++++ QUOTED TEXT ++++
Metricbeat docker module appears to be leaking file descriptor when metricset cpu, diskio, memory, or network is enabled

jmcclure · February 19, 2021, 12:04am

Environment

Metricbeat oss: 7.10.2
Elasticsearch oss: 7.10.2
Docker Engine: 18.09.0
Docker API: 1.39 (minimum version 1.12)
OS: CentOS 7.6.1810

Hi,

My deployment is on Linux with Docker, where Elasticsearch runs as a container along with other application specific containers and Metricbeat is installed from the tar archive directly onto the host.

I am experiencing a file descriptor leak when an application container gets into a bad state and is pending the completion of a ‘docker stop’ command. When this happens, for each metricbeat docker module cycle the cpu, diskio, memory, and network metricsets will leak one file descriptor each (a total of 4). The FD count correlates to the one container in a bad state and those four metricsets enabled. The other metricsets (container, info, and healthcheck) do not exhibit the FD leak issue.

When the FD leak is observed, metricbeat can be stopped and the leaking stops occurring. Also, the leaking stops when the container is killed (via HUP) and metricbeat is left running. But this leak scenario only shows up when metricbeat is in play in the deployment. I am not seeing any warning/error in the metricbeat log during the leaking; I only see fewer events published to Elasticsearch (i.e. missing events from the bad state container).

At this point, I cannot say this is a metricbeat issue for sure. Did try numerous combinations of versions, etc. In fact this was first spotted on the 6.7.1 version of the Elastic stack. I would like for someone to take a look at this. I’ve just run out of ideas. For the time being we have disabled the docker module to avoid running out of FDs on the host.

I’ve been able to simulate getting a generic container into this bad state and can reproduce the behavior consistently. To reproduce the behavior, I set up the following environment:

Elasticsearch setup:

docker run --name es -d -p 9200:9200 -p 9300:9300 -e "discovery.type=single-node" docker.elastic.co/elasticsearch/elasticsearch-oss:7.10.2-amd64

Test container setup:

docker run -d --name test --rm -it python:alpine3.13 python -c "while True: print(1);"
++++ RECORDED INFORMATION ++++
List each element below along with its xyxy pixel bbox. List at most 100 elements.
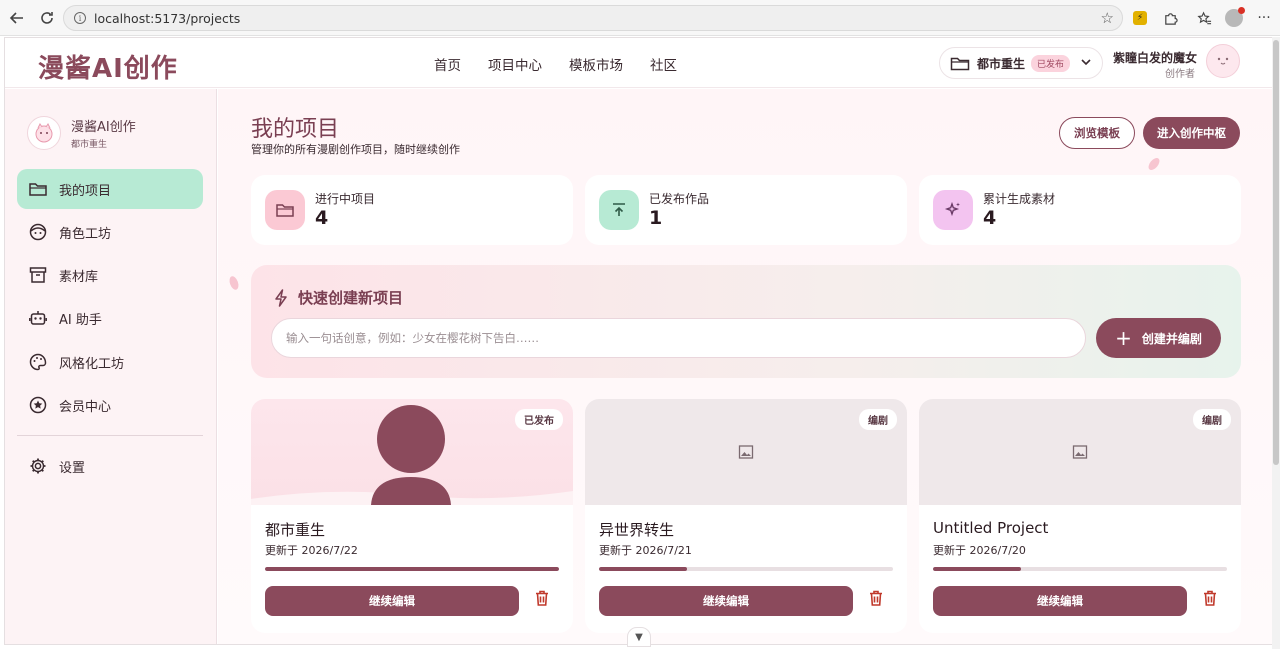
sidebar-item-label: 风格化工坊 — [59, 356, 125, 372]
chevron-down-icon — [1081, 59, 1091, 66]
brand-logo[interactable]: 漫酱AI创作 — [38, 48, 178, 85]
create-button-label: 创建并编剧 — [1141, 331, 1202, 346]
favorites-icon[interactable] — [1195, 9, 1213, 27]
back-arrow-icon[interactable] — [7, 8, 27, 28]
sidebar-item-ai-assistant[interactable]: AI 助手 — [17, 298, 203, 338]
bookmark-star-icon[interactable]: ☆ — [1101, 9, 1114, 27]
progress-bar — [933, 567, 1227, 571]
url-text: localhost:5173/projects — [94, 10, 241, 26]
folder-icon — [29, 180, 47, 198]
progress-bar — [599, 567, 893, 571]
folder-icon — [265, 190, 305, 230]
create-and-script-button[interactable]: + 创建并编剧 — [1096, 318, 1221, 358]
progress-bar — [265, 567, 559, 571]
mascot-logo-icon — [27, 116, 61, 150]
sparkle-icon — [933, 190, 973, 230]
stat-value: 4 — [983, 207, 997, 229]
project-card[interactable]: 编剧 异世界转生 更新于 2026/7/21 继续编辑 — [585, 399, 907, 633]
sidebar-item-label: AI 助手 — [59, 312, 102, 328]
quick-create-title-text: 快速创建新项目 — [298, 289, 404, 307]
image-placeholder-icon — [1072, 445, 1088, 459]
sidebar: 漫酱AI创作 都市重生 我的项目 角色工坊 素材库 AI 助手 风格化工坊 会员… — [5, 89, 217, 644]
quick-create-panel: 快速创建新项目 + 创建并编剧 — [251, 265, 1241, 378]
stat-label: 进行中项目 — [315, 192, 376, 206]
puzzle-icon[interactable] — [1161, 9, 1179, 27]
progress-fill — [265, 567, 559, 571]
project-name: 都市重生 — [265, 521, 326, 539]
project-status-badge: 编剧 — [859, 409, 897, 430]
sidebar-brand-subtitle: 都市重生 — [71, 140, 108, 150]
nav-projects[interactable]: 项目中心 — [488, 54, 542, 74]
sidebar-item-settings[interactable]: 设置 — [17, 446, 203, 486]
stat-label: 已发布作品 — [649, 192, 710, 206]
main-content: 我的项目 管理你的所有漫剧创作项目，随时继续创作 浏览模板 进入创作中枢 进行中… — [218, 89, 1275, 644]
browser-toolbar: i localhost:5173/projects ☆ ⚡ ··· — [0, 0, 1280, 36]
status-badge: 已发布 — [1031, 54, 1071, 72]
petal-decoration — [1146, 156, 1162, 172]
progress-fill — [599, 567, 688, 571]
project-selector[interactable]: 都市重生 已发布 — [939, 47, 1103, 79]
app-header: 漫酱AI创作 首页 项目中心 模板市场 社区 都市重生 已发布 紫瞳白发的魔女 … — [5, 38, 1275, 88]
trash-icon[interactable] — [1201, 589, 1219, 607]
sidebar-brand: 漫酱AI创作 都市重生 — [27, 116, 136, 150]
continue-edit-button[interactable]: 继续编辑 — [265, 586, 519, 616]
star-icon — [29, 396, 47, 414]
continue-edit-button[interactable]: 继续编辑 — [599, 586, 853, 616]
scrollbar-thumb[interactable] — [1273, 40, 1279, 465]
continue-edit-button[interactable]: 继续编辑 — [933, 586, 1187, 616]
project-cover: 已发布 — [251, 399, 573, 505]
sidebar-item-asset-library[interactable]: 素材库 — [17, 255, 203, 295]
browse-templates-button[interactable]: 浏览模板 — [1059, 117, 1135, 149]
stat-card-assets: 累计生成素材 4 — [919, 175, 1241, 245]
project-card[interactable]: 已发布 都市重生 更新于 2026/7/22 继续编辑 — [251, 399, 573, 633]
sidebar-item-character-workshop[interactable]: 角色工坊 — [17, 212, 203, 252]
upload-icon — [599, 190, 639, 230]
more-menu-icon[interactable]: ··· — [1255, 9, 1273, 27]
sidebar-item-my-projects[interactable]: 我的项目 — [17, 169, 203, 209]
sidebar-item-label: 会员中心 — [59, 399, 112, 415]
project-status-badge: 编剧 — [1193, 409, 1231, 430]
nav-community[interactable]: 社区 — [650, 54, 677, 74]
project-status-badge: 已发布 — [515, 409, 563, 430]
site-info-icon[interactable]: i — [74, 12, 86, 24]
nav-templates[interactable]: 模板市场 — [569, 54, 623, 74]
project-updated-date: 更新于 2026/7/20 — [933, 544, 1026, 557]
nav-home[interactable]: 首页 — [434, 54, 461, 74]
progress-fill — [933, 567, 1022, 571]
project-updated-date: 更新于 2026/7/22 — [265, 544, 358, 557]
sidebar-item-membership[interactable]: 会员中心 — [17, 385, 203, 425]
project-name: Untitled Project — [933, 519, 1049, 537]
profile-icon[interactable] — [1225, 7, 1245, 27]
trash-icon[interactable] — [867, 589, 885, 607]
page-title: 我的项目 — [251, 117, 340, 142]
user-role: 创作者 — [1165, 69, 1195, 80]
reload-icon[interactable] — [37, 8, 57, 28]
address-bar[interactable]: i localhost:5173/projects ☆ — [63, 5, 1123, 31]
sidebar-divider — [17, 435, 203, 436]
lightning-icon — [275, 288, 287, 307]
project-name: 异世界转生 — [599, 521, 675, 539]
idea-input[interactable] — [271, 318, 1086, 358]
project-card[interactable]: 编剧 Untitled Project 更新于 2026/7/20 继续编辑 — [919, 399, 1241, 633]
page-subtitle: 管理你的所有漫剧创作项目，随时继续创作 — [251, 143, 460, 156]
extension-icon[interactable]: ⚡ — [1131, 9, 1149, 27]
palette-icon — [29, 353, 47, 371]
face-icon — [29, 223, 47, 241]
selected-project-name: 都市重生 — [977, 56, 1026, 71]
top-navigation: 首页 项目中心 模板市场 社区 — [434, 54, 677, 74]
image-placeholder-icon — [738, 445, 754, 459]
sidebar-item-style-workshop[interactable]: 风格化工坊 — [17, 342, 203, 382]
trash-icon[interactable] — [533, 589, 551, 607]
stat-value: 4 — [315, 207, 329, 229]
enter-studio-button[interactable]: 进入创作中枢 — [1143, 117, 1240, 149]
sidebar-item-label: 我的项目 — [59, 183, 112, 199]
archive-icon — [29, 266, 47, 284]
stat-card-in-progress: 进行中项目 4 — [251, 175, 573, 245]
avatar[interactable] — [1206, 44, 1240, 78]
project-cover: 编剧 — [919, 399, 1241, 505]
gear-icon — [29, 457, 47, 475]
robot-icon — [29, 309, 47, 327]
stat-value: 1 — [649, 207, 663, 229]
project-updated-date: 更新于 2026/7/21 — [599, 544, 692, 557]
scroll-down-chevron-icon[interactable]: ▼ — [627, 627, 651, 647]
++++
JOBS:
1. Name every Metricbeat docker module metricset that the Metricbeat report says leaks a file descriptor.
2. Reproduce the stretch of the Metricbeat report from "My deployment is" through "onto the host.".
The material has no connection to the Metricbeat report.

EXERCISE RESPONSES:
1. cpu, diskio, memory, network

2.
My deployment is on Linux with Docker, where Elasticsearch runs as a container along with other application specific containers and Metricbeat is installed from the tar archive directly onto the host.